Records contained in a dataset:
* START *

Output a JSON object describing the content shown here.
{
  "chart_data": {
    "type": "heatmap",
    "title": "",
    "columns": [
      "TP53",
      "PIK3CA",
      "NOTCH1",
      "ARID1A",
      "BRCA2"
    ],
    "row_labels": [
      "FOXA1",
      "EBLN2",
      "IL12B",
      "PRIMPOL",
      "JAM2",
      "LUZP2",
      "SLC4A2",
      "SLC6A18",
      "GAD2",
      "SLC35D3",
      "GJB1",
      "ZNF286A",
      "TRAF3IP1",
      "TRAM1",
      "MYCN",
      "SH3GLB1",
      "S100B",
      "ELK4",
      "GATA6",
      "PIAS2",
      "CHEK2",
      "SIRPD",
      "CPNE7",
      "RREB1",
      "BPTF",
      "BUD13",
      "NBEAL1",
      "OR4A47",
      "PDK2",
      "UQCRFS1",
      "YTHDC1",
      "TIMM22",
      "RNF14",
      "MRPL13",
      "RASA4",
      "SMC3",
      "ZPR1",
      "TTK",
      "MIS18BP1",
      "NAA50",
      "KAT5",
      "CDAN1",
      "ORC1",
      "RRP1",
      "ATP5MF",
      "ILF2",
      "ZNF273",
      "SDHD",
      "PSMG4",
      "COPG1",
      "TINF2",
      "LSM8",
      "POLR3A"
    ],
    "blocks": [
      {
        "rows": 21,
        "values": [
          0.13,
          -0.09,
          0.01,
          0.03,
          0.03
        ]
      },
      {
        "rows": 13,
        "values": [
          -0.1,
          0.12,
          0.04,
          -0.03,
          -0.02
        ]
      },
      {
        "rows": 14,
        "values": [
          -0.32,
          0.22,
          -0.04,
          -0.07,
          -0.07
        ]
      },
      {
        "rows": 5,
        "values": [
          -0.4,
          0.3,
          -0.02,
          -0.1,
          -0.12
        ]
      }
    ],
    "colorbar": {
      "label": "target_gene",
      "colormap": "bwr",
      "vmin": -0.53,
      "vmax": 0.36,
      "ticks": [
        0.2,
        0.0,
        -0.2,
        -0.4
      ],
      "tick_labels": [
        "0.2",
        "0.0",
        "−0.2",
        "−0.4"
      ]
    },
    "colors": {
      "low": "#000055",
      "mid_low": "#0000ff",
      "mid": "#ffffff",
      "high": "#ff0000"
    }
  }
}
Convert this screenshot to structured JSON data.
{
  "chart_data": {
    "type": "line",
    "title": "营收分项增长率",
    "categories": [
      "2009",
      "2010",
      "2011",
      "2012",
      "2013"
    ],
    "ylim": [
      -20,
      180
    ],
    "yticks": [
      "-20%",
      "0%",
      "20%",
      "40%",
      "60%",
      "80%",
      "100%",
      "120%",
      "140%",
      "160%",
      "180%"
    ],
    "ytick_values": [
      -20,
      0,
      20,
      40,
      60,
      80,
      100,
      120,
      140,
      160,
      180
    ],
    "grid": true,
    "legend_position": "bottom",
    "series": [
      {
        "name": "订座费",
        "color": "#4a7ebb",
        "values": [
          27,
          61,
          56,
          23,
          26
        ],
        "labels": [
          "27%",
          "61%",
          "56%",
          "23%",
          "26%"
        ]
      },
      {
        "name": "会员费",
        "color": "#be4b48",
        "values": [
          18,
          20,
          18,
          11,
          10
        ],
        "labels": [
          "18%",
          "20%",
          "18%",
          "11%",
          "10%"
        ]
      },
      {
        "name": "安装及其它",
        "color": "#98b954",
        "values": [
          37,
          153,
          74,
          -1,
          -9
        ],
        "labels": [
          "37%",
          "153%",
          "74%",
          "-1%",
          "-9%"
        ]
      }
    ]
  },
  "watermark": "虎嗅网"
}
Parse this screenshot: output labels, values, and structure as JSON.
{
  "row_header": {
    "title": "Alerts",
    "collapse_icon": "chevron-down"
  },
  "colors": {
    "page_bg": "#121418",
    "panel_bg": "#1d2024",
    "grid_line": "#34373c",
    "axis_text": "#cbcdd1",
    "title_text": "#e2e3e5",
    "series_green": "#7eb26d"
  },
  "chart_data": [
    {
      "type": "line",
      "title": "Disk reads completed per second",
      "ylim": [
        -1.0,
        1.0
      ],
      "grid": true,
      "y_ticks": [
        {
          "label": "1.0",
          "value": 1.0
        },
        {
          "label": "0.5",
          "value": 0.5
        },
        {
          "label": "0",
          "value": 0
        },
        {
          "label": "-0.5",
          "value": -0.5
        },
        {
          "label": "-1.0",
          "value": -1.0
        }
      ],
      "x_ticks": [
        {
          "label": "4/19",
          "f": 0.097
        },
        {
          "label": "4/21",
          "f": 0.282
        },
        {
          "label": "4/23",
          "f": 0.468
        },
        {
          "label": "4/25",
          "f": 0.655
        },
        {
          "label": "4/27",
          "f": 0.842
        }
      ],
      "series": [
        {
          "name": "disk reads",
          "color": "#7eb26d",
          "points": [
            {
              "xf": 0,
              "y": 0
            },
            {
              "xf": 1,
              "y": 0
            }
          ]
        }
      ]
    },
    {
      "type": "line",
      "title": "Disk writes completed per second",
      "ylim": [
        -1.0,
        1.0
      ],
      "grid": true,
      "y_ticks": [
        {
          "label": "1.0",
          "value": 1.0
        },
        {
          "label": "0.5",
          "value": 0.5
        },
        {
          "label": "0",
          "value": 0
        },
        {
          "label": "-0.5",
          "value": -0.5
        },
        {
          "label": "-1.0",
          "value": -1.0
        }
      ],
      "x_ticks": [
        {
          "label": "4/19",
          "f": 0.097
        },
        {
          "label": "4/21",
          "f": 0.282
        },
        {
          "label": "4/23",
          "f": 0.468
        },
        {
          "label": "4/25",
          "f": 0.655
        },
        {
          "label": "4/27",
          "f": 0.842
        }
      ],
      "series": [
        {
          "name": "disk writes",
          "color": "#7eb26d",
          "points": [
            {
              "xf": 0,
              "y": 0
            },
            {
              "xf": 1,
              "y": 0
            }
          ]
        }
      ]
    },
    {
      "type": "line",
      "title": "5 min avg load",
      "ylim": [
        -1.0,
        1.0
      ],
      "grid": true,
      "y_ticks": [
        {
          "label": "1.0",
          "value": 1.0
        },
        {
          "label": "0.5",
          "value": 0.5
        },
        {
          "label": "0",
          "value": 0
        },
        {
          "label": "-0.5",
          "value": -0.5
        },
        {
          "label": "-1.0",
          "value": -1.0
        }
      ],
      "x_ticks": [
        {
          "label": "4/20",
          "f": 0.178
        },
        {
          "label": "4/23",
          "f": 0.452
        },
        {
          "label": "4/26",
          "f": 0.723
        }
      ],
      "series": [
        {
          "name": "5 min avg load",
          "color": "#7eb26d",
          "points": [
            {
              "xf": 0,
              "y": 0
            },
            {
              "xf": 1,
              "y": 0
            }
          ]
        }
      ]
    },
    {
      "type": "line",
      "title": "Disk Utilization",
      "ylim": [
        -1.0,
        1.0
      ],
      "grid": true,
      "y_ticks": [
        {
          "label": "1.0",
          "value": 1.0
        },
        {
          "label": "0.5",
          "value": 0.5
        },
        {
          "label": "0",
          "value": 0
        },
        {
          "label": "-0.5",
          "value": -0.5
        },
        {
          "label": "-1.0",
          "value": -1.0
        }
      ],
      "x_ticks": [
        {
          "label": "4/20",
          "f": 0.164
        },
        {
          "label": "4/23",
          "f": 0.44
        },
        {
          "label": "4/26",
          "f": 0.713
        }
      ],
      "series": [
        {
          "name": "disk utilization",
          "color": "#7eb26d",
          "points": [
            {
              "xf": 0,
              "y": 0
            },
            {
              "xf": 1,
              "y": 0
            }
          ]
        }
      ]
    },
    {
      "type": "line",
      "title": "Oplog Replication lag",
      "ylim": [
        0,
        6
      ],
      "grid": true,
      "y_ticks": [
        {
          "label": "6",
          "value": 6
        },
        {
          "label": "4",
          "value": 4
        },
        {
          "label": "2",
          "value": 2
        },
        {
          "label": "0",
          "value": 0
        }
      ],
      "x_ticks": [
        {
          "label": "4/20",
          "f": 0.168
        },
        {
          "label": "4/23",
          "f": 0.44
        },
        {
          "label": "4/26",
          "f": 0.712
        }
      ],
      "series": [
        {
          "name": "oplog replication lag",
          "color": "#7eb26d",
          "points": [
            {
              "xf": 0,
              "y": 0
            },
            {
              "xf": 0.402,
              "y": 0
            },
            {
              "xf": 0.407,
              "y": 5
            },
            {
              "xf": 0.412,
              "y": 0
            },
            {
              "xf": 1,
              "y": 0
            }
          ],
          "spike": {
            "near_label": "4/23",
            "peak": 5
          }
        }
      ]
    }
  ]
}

* END *

▶ _Written request_
Write down the number of lines where the word "load" appears, and nothing further.

▶ _Finished task_
2